▶ SOURCE EXTRACT
Bugs are expected. Like every site we did expect the rough edges. However there were a number of bugs, some of them serious that should not have been in place. These were only small issues compared to the core of the site.
There was no review. So a number of horrible caches appeared. Caches in wilderness areas, forests and parks where they are not allowed, caches rejected on geocaching.com for many other reasons. All found their way to the opencaching.com site. To be fair, the fast majority were fine, but many were listed that should not have been.
Eventually they added peer reviewing to the site. Then you are at the mercy of others. Did you follow the process? I have seen caches next to others, commercial, and other problems. Worse people were denying things for dumb reasons. People could not get some caches listed because someone just said no. That happens on the geocaching.com site. A reviewer may say no, but they are to point out the reasons, and you have an appeal. Here it seemed final. Some were trying to do their best in reviewing the caches, and yet some were just tossing their thoughts, without event thinking.
On another front there are many that love caching, that have been removed from the geocaching.com site with bans or suspensions. Forums turned into how evil and horrible geocaching.com was, and bickering about the other site. This was going to be the future.
Yet there was nothing new. Tweaks of course. The little radar for awesomeness, terrain, difficulty and size. However still the same type of site, in fact there are fewer cache types. Of course there are no Wherigo or Earthcaches as those are property of Groundspeak and GSA. Multi, Puzzle, and Traditional, eventually they added Virtual. There are no events yet. When you make your cache page, you cannot place photos, or in your logs.
Caches
Ultimately what counts is the caches and their visits. Well there are caches. I have mentioned before there just are not many unique caches. It has been a year, and there currently are about 19,500 caches. If we look at caches that are unique only to geocaching.com. To compare there are are over 300,000 more active caches this year than last. That does not count archived caches from both sites, but it gives you an idea of the numbers between the two.
There were a few large jumps in caches. Obviously there was a jump in the first two months. There were 8000 that were added during that period. Another month during a contest about 4000 were added. So during the other nine months there were 8000 caches listed.

▶ EXERCISE DIRECTIONS
Swap "contest" for "promotion" in the opencaching review passage starting with "There were a few" and going on through "8000 caches listed.", then output that passage.

▶ PROVIDED MATERIAL
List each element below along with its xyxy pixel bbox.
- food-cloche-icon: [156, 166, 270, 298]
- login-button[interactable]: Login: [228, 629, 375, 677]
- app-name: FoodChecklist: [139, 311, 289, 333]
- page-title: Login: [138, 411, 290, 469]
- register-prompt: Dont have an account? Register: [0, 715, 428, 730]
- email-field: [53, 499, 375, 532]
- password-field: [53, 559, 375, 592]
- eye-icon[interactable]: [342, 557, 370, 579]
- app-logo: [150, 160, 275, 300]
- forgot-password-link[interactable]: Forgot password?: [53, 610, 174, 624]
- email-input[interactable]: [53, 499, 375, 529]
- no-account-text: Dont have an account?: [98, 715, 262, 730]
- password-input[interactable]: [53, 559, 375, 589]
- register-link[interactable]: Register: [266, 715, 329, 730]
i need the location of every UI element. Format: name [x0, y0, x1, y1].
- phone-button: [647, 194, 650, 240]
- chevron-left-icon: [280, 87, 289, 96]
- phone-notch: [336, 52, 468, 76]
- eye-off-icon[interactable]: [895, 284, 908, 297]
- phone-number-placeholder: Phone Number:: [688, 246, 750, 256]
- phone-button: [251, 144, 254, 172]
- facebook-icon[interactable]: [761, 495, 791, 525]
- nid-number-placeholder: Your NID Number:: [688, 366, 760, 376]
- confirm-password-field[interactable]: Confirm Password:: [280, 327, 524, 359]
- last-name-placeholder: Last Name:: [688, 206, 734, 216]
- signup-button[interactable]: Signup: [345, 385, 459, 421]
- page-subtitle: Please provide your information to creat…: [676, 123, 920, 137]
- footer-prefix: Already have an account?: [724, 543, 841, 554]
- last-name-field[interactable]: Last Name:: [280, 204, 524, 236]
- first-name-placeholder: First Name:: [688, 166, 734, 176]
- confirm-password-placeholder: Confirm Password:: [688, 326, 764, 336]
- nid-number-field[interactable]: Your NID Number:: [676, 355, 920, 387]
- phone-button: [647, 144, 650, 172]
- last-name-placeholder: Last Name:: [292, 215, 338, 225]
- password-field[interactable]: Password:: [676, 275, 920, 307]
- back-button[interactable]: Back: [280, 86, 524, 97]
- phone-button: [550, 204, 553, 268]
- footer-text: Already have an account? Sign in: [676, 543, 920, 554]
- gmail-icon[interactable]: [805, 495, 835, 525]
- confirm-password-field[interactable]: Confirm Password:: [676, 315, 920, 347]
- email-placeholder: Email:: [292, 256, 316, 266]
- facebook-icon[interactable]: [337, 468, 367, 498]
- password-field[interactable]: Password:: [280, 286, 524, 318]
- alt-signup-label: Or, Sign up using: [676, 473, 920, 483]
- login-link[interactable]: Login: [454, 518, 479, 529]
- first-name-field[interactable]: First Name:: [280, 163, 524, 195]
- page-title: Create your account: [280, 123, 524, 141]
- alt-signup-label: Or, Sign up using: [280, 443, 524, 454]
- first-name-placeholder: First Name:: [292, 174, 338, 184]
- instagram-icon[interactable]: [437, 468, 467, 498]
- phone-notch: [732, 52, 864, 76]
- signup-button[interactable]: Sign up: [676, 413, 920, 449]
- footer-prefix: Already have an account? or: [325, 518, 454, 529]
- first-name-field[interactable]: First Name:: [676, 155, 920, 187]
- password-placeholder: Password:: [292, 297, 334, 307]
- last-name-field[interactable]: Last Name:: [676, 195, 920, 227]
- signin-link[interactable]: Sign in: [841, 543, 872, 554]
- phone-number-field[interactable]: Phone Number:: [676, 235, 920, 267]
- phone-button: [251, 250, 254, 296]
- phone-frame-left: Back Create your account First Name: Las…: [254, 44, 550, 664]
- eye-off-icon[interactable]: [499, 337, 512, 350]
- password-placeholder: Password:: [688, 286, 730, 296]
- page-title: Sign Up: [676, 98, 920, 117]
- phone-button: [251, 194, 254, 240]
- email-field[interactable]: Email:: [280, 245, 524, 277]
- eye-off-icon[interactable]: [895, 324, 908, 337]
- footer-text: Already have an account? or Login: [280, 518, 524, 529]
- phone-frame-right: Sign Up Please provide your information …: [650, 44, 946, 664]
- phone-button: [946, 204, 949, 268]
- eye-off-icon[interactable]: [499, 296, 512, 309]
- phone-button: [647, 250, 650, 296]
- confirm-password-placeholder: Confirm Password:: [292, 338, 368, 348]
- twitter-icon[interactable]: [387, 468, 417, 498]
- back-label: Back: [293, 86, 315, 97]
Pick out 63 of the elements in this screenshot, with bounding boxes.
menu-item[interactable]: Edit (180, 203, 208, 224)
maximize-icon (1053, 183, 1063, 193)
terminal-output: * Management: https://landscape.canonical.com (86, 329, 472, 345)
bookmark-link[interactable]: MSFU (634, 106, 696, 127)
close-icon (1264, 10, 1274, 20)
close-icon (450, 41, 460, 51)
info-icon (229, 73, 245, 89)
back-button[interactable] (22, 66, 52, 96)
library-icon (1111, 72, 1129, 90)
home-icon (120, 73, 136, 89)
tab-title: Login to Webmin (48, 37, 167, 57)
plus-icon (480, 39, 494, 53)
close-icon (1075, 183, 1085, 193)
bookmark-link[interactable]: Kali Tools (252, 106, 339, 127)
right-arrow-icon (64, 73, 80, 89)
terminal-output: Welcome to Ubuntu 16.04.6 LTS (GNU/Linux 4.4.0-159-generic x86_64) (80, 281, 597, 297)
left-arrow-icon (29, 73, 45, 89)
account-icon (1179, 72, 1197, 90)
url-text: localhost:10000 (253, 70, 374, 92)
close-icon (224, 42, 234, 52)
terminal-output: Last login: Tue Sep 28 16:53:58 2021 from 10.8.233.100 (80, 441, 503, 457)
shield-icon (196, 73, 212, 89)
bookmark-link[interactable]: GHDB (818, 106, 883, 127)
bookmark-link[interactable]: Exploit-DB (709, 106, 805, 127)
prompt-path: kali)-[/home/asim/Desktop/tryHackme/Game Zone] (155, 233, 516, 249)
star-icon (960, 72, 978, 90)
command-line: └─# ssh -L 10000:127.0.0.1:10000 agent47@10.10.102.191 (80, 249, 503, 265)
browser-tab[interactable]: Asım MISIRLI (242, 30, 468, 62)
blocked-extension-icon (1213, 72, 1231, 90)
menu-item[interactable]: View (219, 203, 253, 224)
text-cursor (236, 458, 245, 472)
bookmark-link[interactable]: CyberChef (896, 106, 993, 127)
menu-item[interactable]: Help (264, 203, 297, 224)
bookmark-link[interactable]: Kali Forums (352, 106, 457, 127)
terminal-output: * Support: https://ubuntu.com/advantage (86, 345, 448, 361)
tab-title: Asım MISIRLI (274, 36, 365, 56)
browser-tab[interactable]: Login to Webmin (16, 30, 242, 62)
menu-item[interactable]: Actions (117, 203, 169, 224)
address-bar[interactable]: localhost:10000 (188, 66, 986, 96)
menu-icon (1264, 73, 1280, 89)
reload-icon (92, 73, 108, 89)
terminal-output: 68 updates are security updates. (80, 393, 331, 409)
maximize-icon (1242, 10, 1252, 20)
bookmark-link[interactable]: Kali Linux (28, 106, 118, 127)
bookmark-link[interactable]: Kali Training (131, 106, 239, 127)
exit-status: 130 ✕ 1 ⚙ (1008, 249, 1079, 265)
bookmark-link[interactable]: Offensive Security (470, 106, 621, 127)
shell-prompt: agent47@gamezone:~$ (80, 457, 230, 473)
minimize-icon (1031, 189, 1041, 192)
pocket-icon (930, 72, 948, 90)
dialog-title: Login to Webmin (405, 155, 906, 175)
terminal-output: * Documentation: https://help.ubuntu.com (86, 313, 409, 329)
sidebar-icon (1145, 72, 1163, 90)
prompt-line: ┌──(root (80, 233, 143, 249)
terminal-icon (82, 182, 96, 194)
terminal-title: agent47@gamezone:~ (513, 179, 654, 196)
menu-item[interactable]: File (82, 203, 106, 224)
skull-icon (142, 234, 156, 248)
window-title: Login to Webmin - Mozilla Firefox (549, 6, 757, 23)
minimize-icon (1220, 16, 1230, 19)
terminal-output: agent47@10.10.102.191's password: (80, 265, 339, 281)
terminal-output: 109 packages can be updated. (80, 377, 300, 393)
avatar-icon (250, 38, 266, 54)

▶ SOLUTION TO THIS TASK
There were a few large jumps in caches. Obviously there was a jump in the first two months. There were 8000 that were added during that period. Another month during a promotion about 4000 were added. So during the other nine months there were 8000 caches listed.